* start Records *

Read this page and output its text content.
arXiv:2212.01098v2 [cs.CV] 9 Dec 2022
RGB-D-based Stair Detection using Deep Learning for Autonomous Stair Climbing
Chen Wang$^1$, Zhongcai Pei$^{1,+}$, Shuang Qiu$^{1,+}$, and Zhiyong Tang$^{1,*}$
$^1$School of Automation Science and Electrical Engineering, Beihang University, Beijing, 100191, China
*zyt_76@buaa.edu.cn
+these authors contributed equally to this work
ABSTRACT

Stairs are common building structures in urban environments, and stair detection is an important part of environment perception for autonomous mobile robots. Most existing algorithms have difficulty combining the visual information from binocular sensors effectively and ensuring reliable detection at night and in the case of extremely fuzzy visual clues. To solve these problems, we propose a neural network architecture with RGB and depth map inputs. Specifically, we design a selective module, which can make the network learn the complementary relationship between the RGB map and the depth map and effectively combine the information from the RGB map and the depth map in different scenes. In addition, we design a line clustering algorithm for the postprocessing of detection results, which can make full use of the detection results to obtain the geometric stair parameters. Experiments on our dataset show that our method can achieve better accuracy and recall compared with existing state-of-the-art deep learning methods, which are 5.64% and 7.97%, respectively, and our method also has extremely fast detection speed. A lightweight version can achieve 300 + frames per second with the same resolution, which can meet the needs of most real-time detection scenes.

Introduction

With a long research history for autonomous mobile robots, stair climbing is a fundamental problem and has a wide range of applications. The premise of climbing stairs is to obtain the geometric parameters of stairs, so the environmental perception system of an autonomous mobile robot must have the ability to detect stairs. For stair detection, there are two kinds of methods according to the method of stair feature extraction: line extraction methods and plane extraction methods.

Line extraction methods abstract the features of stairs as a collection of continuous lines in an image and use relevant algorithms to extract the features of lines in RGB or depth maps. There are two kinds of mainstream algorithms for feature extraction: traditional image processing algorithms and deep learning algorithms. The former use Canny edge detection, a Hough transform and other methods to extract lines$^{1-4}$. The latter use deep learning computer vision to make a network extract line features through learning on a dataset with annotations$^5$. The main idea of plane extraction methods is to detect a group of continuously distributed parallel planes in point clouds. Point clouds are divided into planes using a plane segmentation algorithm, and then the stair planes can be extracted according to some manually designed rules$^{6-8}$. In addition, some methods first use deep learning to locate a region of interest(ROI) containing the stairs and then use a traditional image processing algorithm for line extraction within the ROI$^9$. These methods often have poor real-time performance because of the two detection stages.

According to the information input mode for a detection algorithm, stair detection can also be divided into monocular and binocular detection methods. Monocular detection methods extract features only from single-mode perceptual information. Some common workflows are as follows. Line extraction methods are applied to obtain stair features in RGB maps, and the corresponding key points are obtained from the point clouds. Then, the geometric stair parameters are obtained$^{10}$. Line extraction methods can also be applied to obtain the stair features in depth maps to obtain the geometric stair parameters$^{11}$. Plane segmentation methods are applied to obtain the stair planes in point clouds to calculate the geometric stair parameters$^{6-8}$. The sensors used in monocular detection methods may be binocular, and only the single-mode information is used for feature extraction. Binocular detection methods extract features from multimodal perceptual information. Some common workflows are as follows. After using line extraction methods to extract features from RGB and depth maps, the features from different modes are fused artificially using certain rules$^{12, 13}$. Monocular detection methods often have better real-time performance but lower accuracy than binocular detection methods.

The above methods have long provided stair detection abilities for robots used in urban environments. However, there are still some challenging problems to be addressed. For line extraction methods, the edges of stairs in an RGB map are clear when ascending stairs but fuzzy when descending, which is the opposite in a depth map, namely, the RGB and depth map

* end Records *

» Exercise
Reproduce the records word for word.

» Correct result
Read this page and output its text content.
arXiv:2212.01098v2 [cs.CV] 9 Dec 2022
RGB-D-based Stair Detection using Deep Learning for Autonomous Stair Climbing
Chen Wang$^1$, Zhongcai Pei$^{1,+}$, Shuang Qiu$^{1,+}$, and Zhiyong Tang$^{1,*}$
$^1$School of Automation Science and Electrical Engineering, Beihang University, Beijing, 100191, China
*zyt_76@buaa.edu.cn
+these authors contributed equally to this work
ABSTRACT

Stairs are common building structures in urban environments, and stair detection is an important part of environment perception for autonomous mobile robots. Most existing algorithms have difficulty combining the visual information from binocular sensors effectively and ensuring reliable detection at night and in the case of extremely fuzzy visual clues. To solve these problems, we propose a neural network architecture with RGB and depth map inputs. Specifically, we design a selective module, which can make the network learn the complementary relationship between the RGB map and the depth map and effectively combine the information from the RGB map and the depth map in different scenes. In addition, we design a line clustering algorithm for the postprocessing of detection results, which can make full use of the detection results to obtain the geometric stair parameters. Experiments on our dataset show that our method can achieve better accuracy and recall compared with existing state-of-the-art deep learning methods, which are 5.64% and 7.97%, respectively, and our method also has extremely fast detection speed. A lightweight version can achieve 300 + frames per second with the same resolution, which can meet the needs of most real-time detection scenes.

Introduction

With a long research history for autonomous mobile robots, stair climbing is a fundamental problem and has a wide range of applications. The premise of climbing stairs is to obtain the geometric parameters of stairs, so the environmental perception system of an autonomous mobile robot must have the ability to detect stairs. For stair detection, there are two kinds of methods according to the method of stair feature extraction: line extraction methods and plane extraction methods.

Line extraction methods abstract the features of stairs as a collection of continuous lines in an image and use relevant algorithms to extract the features of lines in RGB or depth maps. There are two kinds of mainstream algorithms for feature extraction: traditional image processing algorithms and deep learning algorithms. The former use Canny edge detection, a Hough transform and other methods to extract lines$^{1-4}$. The latter use deep learning computer vision to make a network extract line features through learning on a dataset with annotations$^5$. The main idea of plane extraction methods is to detect a group of continuously distributed parallel planes in point clouds. Point clouds are divided into planes using a plane segmentation algorithm, and then the stair planes can be extracted according to some manually designed rules$^{6-8}$. In addition, some methods first use deep learning to locate a region of interest(ROI) containing the stairs and then use a traditional image processing algorithm for line extraction within the ROI$^9$. These methods often have poor real-time performance because of the two detection stages.

According to the information input mode for a detection algorithm, stair detection can also be divided into monocular and binocular detection methods. Monocular detection methods extract features only from single-mode perceptual information. Some common workflows are as follows. Line extraction methods are applied to obtain stair features in RGB maps, and the corresponding key points are obtained from the point clouds. Then, the geometric stair parameters are obtained$^{10}$. Line extraction methods can also be applied to obtain the stair features in depth maps to obtain the geometric stair parameters$^{11}$. Plane segmentation methods are applied to obtain the stair planes in point clouds to calculate the geometric stair parameters$^{6-8}$. The sensors used in monocular detection methods may be binocular, and only the single-mode information is used for feature extraction. Binocular detection methods extract features from multimodal perceptual information. Some common workflows are as follows. After using line extraction methods to extract features from RGB and depth maps, the features from different modes are fused artificially using certain rules$^{12, 13}$. Monocular detection methods often have better real-time performance but lower accuracy than binocular detection methods.

The above methods have long provided stair detection abilities for robots used in urban environments. However, there are still some challenging problems to be addressed. For line extraction methods, the edges of stairs in an RGB map are clear when ascending stairs but fuzzy when descending, which is the opposite in a depth map, namely, the RGB and depth map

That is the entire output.